Rows from a dataset

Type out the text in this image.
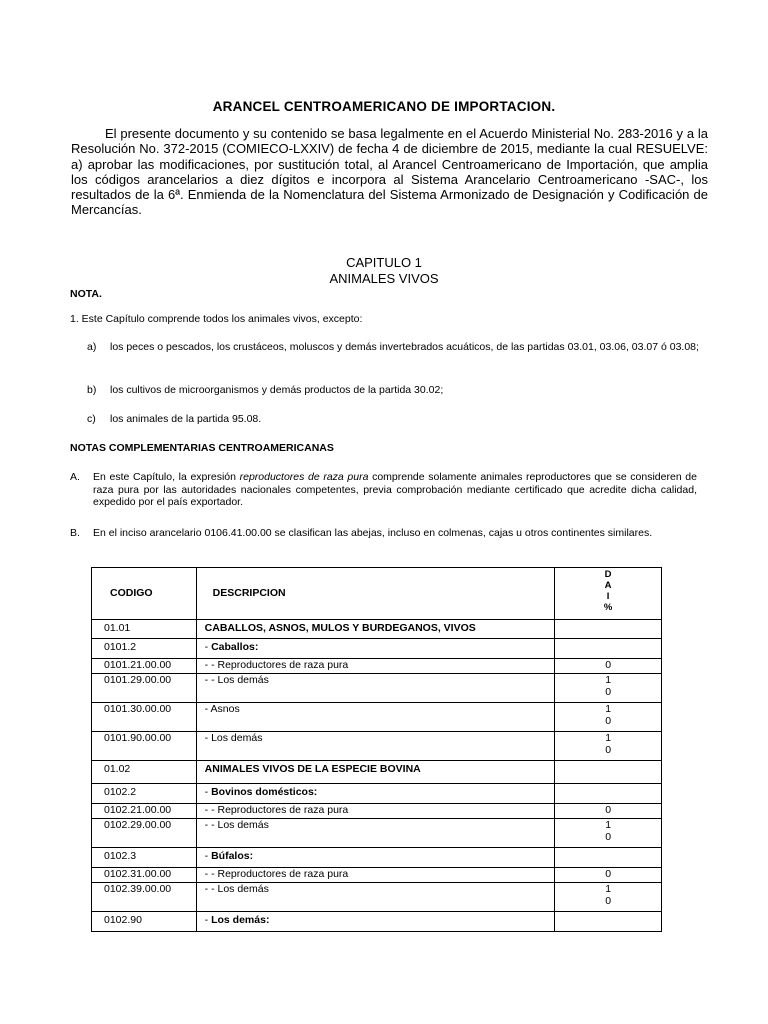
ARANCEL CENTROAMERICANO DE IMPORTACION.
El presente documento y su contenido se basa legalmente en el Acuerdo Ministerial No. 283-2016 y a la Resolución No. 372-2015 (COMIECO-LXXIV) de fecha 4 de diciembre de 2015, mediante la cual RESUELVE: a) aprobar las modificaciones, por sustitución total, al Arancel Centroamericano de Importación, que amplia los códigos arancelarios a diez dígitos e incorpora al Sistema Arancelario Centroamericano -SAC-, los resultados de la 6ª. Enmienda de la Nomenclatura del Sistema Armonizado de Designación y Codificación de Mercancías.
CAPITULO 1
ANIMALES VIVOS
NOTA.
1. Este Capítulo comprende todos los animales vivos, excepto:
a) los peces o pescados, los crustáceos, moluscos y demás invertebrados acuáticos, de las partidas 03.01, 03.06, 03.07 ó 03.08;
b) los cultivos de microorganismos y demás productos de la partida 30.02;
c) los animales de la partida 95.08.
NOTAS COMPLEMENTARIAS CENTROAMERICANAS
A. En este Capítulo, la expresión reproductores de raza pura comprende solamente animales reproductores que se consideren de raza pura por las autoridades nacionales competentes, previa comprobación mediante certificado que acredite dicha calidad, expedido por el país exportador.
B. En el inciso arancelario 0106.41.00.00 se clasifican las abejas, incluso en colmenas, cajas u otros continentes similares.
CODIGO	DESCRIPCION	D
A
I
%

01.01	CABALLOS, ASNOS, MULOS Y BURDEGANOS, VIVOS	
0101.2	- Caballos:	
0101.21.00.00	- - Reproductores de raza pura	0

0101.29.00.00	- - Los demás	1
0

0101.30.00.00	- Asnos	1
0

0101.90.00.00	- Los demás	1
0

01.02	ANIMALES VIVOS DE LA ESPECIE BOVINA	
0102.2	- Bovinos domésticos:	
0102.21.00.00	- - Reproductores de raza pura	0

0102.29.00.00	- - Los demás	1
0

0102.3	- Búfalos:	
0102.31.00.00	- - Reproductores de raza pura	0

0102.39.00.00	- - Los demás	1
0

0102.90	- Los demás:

◆ OBJECTIVE: Return the listing above in full and without alteration, excluding its pictures.

◆ RESPONSE TO THIS EXERCISE:
Type out the text in this image.
ARANCEL CENTROAMERICANO DE IMPORTACION.
El presente documento y su contenido se basa legalmente en el Acuerdo Ministerial No. 283-2016 y a la Resolución No. 372-2015 (COMIECO-LXXIV) de fecha 4 de diciembre de 2015, mediante la cual RESUELVE: a) aprobar las modificaciones, por sustitución total, al Arancel Centroamericano de Importación, que amplia los códigos arancelarios a diez dígitos e incorpora al Sistema Arancelario Centroamericano -SAC-, los resultados de la 6ª. Enmienda de la Nomenclatura del Sistema Armonizado de Designación y Codificación de Mercancías.
CAPITULO 1
ANIMALES VIVOS
NOTA.
1. Este Capítulo comprende todos los animales vivos, excepto:
a) los peces o pescados, los crustáceos, moluscos y demás invertebrados acuáticos, de las partidas 03.01, 03.06, 03.07 ó 03.08;
b) los cultivos de microorganismos y demás productos de la partida 30.02;
c) los animales de la partida 95.08.
NOTAS COMPLEMENTARIAS CENTROAMERICANAS
A. En este Capítulo, la expresión reproductores de raza pura comprende solamente animales reproductores que se consideren de raza pura por las autoridades nacionales competentes, previa comprobación mediante certificado que acredite dicha calidad, expedido por el país exportador.
B. En el inciso arancelario 0106.41.00.00 se clasifican las abejas, incluso en colmenas, cajas u otros continentes similares.
CODIGO	DESCRIPCION	D
A
I
%

01.01	CABALLOS, ASNOS, MULOS Y BURDEGANOS, VIVOS	
0101.2	- Caballos:	
0101.21.00.00	- - Reproductores de raza pura	0

0101.29.00.00	- - Los demás	1
0

0101.30.00.00	- Asnos	1
0

0101.90.00.00	- Los demás	1
0

01.02	ANIMALES VIVOS DE LA ESPECIE BOVINA	
0102.2	- Bovinos domésticos:	
0102.21.00.00	- - Reproductores de raza pura	0

0102.29.00.00	- - Los demás	1
0

0102.3	- Búfalos:	
0102.31.00.00	- - Reproductores de raza pura	0

0102.39.00.00	- - Los demás	1
0

0102.90	- Los demás:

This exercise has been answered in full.